#### [The exercise]
Check each line of the entries below for the string "žlutou" and state how many lines have it, with no other text.

--- START Recorded data ---

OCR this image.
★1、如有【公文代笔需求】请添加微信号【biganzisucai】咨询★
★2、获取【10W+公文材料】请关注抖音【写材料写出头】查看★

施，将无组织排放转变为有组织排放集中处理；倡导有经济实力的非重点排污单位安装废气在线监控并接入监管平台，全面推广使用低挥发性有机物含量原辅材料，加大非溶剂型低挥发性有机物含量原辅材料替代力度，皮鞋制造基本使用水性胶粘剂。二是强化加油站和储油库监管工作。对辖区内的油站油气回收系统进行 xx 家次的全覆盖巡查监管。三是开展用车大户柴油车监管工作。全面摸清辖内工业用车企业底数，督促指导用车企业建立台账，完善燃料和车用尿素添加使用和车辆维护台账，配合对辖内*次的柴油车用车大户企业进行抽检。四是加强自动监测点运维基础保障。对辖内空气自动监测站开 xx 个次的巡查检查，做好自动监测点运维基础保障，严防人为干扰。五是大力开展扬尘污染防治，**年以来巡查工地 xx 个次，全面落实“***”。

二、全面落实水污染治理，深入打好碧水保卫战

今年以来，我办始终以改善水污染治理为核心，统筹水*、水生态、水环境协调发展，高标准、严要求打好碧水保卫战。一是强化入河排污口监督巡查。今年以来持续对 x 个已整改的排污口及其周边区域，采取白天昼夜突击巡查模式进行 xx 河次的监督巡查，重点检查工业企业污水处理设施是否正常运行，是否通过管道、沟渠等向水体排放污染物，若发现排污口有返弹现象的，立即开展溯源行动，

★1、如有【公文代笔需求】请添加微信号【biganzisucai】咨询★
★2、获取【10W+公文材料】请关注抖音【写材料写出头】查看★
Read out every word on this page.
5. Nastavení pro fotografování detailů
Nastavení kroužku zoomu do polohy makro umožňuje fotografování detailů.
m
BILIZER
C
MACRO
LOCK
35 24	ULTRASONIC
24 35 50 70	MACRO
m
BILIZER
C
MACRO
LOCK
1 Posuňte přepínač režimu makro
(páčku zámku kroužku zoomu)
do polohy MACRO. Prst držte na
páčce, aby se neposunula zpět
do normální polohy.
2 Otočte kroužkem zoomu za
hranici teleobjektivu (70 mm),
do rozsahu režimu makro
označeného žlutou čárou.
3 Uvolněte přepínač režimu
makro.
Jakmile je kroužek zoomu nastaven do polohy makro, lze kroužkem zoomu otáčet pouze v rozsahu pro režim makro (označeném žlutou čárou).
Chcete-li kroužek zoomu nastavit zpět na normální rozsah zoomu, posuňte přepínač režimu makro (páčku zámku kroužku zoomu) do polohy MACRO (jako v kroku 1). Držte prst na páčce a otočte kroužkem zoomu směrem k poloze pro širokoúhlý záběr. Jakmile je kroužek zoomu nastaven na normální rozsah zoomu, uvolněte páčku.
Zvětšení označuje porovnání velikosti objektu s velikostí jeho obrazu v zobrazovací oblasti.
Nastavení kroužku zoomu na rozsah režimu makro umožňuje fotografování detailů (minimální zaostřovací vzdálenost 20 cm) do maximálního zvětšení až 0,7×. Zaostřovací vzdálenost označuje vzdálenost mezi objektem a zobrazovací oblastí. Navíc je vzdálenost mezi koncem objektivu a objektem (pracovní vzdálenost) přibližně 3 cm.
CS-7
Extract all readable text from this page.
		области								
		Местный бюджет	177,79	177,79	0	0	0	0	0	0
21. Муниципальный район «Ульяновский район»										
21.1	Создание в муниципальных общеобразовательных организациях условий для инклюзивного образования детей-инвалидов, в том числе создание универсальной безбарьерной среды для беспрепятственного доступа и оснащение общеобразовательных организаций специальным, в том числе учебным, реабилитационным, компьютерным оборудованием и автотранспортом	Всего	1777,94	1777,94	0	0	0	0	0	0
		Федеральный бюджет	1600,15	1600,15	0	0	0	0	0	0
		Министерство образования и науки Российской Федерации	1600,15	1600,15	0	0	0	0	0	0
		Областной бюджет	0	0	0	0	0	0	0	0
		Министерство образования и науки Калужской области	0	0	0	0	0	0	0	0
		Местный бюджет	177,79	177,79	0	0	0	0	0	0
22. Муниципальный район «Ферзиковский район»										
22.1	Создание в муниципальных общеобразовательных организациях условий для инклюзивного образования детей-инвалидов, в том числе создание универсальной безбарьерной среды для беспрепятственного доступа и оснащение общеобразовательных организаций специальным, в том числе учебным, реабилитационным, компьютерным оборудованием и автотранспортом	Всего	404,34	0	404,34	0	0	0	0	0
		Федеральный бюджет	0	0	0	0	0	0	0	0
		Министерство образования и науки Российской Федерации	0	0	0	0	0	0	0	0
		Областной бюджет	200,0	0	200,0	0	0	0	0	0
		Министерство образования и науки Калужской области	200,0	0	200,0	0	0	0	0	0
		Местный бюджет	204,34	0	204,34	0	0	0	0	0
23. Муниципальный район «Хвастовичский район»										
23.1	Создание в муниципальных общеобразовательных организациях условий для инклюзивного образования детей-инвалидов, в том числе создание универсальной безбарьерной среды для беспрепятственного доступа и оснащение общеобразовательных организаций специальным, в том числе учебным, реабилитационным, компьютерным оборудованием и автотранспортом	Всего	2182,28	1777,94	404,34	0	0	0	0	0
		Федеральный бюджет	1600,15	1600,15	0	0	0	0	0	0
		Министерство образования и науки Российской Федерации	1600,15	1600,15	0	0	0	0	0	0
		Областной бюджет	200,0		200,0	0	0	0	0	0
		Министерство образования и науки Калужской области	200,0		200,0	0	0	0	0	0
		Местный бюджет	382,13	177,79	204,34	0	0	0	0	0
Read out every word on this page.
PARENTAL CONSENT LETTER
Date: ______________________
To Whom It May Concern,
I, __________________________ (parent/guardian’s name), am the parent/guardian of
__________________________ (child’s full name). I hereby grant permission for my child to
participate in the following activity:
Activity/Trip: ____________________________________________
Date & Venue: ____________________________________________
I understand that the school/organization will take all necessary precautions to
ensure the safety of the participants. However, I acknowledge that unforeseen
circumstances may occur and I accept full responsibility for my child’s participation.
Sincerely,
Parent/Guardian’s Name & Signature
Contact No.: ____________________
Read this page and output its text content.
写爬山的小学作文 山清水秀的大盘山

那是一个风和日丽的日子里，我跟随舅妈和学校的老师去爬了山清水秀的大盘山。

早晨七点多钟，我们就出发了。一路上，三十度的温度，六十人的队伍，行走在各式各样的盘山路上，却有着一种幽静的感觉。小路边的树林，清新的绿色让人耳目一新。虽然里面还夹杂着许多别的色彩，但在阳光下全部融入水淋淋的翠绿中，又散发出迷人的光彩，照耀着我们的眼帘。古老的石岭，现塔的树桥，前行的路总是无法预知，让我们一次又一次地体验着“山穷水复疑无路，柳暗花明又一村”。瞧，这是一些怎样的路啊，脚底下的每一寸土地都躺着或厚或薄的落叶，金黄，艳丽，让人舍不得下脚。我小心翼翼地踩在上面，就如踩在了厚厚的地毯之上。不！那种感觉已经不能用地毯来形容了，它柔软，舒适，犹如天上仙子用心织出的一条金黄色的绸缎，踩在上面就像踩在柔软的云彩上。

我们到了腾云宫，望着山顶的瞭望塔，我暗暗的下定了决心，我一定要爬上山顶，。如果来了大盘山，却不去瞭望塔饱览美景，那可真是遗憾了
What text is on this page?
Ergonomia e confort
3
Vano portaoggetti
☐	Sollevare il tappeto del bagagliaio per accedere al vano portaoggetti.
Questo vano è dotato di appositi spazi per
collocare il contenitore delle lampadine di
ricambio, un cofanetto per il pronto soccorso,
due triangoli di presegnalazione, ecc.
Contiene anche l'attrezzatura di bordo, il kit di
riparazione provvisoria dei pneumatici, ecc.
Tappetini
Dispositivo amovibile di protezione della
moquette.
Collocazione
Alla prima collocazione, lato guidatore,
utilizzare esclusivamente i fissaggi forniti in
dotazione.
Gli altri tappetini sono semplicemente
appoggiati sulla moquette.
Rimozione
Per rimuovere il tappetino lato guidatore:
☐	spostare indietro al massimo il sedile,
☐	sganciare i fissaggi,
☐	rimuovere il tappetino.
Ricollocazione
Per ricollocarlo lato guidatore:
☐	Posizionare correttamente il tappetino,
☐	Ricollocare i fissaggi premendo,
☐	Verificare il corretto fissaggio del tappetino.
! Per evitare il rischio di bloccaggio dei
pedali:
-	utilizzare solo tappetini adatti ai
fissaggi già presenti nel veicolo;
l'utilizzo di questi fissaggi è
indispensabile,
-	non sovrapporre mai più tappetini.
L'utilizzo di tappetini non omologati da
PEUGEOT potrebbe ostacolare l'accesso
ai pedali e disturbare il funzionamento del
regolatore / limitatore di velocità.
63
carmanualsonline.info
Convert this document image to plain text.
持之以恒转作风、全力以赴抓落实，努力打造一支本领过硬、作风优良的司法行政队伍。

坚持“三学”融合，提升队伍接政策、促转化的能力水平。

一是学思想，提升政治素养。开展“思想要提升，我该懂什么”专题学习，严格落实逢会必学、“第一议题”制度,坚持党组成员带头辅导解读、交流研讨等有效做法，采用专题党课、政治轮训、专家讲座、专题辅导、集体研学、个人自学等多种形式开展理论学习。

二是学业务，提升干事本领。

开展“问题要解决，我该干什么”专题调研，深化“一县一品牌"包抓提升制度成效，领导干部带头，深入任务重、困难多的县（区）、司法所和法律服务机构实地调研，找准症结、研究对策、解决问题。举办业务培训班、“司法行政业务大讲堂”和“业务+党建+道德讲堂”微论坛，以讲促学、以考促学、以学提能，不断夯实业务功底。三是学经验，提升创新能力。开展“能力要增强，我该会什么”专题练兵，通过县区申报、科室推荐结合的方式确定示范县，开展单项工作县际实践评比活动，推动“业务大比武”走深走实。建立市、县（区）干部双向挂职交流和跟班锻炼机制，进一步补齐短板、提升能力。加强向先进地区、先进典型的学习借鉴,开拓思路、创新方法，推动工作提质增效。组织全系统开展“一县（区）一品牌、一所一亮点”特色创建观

--- END Recorded data ---

#### [Solution to this exercise]
2